- Task to carry out
Please set down each line of the data again, unchanged.

Content starts

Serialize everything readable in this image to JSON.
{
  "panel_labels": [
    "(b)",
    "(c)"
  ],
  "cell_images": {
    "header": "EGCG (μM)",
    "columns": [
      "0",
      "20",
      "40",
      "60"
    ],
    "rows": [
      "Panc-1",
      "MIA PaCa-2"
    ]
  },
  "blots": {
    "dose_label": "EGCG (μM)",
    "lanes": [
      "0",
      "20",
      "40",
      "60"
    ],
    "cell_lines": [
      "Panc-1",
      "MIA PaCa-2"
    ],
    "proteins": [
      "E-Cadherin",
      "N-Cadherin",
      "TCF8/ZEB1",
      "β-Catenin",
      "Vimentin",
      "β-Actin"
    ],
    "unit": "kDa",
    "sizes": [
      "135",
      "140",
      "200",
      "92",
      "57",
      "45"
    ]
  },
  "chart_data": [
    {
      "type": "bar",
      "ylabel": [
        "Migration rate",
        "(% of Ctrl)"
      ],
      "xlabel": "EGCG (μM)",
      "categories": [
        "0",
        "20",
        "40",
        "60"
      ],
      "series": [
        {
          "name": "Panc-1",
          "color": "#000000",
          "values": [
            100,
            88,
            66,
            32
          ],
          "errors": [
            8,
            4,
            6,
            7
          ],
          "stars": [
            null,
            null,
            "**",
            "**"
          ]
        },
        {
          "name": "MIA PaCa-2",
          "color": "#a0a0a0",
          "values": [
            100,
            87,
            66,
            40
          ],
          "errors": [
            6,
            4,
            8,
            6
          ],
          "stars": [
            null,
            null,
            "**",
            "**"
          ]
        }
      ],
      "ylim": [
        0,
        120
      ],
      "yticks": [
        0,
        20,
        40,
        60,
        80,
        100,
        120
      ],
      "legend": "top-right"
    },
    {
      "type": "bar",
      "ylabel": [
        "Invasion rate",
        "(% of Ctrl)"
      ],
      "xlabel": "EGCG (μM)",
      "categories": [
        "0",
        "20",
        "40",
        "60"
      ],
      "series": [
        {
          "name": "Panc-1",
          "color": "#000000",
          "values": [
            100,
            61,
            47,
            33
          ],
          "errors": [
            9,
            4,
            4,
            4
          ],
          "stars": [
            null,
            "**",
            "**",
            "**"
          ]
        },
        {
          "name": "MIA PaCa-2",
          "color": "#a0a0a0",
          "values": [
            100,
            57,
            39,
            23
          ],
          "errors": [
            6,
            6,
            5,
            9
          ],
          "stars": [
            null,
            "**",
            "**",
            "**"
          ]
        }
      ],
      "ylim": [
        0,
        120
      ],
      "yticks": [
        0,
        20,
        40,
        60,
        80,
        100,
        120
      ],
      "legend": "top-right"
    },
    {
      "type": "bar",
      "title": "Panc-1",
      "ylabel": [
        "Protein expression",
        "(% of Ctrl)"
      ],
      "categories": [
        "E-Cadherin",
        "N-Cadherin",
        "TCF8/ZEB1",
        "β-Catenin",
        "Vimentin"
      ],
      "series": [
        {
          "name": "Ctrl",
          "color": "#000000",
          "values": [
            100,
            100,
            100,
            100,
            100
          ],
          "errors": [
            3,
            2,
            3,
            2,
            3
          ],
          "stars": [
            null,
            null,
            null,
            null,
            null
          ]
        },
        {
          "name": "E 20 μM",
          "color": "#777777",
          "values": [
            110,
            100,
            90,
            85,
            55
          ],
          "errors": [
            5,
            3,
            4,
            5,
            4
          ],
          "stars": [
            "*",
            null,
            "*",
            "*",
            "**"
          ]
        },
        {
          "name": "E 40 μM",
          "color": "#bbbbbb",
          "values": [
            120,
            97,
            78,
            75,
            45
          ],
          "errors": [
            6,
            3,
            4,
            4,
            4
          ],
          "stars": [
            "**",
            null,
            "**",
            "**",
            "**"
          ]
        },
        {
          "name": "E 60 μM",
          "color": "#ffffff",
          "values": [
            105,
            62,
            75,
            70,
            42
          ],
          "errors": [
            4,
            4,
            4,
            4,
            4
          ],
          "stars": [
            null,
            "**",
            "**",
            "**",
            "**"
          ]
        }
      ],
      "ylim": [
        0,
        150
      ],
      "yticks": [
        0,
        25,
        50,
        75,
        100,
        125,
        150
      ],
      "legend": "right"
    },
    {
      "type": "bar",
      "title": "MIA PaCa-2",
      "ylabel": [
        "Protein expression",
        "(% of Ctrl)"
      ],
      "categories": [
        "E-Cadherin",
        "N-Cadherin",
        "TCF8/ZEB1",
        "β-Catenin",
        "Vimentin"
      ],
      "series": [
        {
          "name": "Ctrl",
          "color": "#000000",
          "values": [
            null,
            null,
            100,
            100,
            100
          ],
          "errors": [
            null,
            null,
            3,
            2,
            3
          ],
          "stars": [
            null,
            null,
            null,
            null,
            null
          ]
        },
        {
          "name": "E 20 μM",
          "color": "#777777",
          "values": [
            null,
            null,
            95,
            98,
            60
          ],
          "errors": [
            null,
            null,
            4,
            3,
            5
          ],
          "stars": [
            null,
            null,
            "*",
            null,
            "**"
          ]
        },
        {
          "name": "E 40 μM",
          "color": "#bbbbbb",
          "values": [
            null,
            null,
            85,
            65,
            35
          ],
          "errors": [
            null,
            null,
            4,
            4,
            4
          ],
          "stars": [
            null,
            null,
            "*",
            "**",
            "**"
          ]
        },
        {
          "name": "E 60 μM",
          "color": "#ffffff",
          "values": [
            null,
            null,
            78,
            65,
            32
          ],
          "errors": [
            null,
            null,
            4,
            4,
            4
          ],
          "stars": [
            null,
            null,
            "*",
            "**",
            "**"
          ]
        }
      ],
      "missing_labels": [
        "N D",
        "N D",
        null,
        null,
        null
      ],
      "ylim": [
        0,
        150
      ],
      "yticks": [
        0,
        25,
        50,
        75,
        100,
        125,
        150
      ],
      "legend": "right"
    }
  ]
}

Content ends

- Task response
Serialize everything readable in this image to JSON.
{
  "panel_labels": [
    "(b)",
    "(c)"
  ],
  "cell_images": {
    "header": "EGCG (μM)",
    "columns": [
      "0",
      "20",
      "40",
      "60"
    ],
    "rows": [
      "Panc-1",
      "MIA PaCa-2"
    ]
  },
  "blots": {
    "dose_label": "EGCG (μM)",
    "lanes": [
      "0",
      "20",
      "40",
      "60"
    ],
    "cell_lines": [
      "Panc-1",
      "MIA PaCa-2"
    ],
    "proteins": [
      "E-Cadherin",
      "N-Cadherin",
      "TCF8/ZEB1",
      "β-Catenin",
      "Vimentin",
      "β-Actin"
    ],
    "unit": "kDa",
    "sizes": [
      "135",
      "140",
      "200",
      "92",
      "57",
      "45"
    ]
  },
  "chart_data": [
    {
      "type": "bar",
      "ylabel": [
        "Migration rate",
        "(% of Ctrl)"
      ],
      "xlabel": "EGCG (μM)",
      "categories": [
        "0",
        "20",
        "40",
        "60"
      ],
      "series": [
        {
          "name": "Panc-1",
          "color": "#000000",
          "values": [
            100,
            88,
            66,
            32
          ],
          "errors": [
            8,
            4,
            6,
            7
          ],
          "stars": [
            null,
            null,
            "**",
            "**"
          ]
        },
        {
          "name": "MIA PaCa-2",
          "color": "#a0a0a0",
          "values": [
            100,
            87,
            66,
            40
          ],
          "errors": [
            6,
            4,
            8,
            6
          ],
          "stars": [
            null,
            null,
            "**",
            "**"
          ]
        }
      ],
      "ylim": [
        0,
        120
      ],
      "yticks": [
        0,
        20,
        40,
        60,
        80,
        100,
        120
      ],
      "legend": "top-right"
    },
    {
      "type": "bar",
      "ylabel": [
        "Invasion rate",
        "(% of Ctrl)"
      ],
      "xlabel": "EGCG (μM)",
      "categories": [
        "0",
        "20",
        "40",
        "60"
      ],
      "series": [
        {
          "name": "Panc-1",
          "color": "#000000",
          "values": [
            100,
            61,
            47,
            33
          ],
          "errors": [
            9,
            4,
            4,
            4
          ],
          "stars": [
            null,
            "**",
            "**",
            "**"
          ]
        },
        {
          "name": "MIA PaCa-2",
          "color": "#a0a0a0",
          "values": [
            100,
            57,
            39,
            23
          ],
          "errors": [
            6,
            6,
            5,
            9
          ],
          "stars": [
            null,
            "**",
            "**",
            "**"
          ]
        }
      ],
      "ylim": [
        0,
        120
      ],
      "yticks": [
        0,
        20,
        40,
        60,
        80,
        100,
        120
      ],
      "legend": "top-right"
    },
    {
      "type": "bar",
      "title": "Panc-1",
      "ylabel": [
        "Protein expression",
        "(% of Ctrl)"
      ],
      "categories": [
        "E-Cadherin",
        "N-Cadherin",
        "TCF8/ZEB1",
        "β-Catenin",
        "Vimentin"
      ],
      "series": [
        {
          "name": "Ctrl",
          "color": "#000000",
          "values": [
            100,
            100,
            100,
            100,
            100
          ],
          "errors": [
            3,
            2,
            3,
            2,
            3
          ],
          "stars": [
            null,
            null,
            null,
            null,
            null
          ]
        },
        {
          "name": "E 20 μM",
          "color": "#777777",
          "values": [
            110,
            100,
            90,
            85,
            55
          ],
          "errors": [
            5,
            3,
            4,
            5,
            4
          ],
          "stars": [
            "*",
            null,
            "*",
            "*",
            "**"
          ]
        },
        {
          "name": "E 40 μM",
          "color": "#bbbbbb",
          "values": [
            120,
            97,
            78,
            75,
            45
          ],
          "errors": [
            6,
            3,
            4,
            4,
            4
          ],
          "stars": [
            "**",
            null,
            "**",
            "**",
            "**"
          ]
        },
        {
          "name": "E 60 μM",
          "color": "#ffffff",
          "values": [
            105,
            62,
            75,
            70,
            42
          ],
          "errors": [
            4,
            4,
            4,
            4,
            4
          ],
          "stars": [
            null,
            "**",
            "**",
            "**",
            "**"
          ]
        }
      ],
      "ylim": [
        0,
        150
      ],
      "yticks": [
        0,
        25,
        50,
        75,
        100,
        125,
        150
      ],
      "legend": "right"
    },
    {
      "type": "bar",
      "title": "MIA PaCa-2",
      "ylabel": [
        "Protein expression",
        "(% of Ctrl)"
      ],
      "categories": [
        "E-Cadherin",
        "N-Cadherin",
        "TCF8/ZEB1",
        "β-Catenin",
        "Vimentin"
      ],
      "series": [
        {
          "name": "Ctrl",
          "color": "#000000",
          "values": [
            null,
            null,
            100,
            100,
            100
          ],
          "errors": [
            null,
            null,
            3,
            2,
            3
          ],
          "stars": [
            null,
            null,
            null,
            null,
            null
          ]
        },
        {
          "name": "E 20 μM",
          "color": "#777777",
          "values": [
            null,
            null,
            95,
            98,
            60
          ],
          "errors": [
            null,
            null,
            4,
            3,
            5
          ],
          "stars": [
            null,
            null,
            "*",
            null,
            "**"
          ]
        },
        {
          "name": "E 40 μM",
          "color": "#bbbbbb",
          "values": [
            null,
            null,
            85,
            65,
            35
          ],
          "errors": [
            null,
            null,
            4,
            4,
            4
          ],
          "stars": [
            null,
            null,
            "*",
            "**",
            "**"
          ]
        },
        {
          "name": "E 60 μM",
          "color": "#ffffff",
          "values": [
            null,
            null,
            78,
            65,
            32
          ],
          "errors": [
            null,
            null,
            4,
            4,
            4
          ],
          "stars": [
            null,
            null,
            "*",
            "**",
            "**"
          ]
        }
      ],
      "missing_labels": [
        "N D",
        "N D",
        null,
        null,
        null
      ],
      "ylim": [
        0,
        150
      ],
      "yticks": [
        0,
        25,
        50,
        75,
        100,
        125,
        150
      ],
      "legend": "right"
    }
  ]
}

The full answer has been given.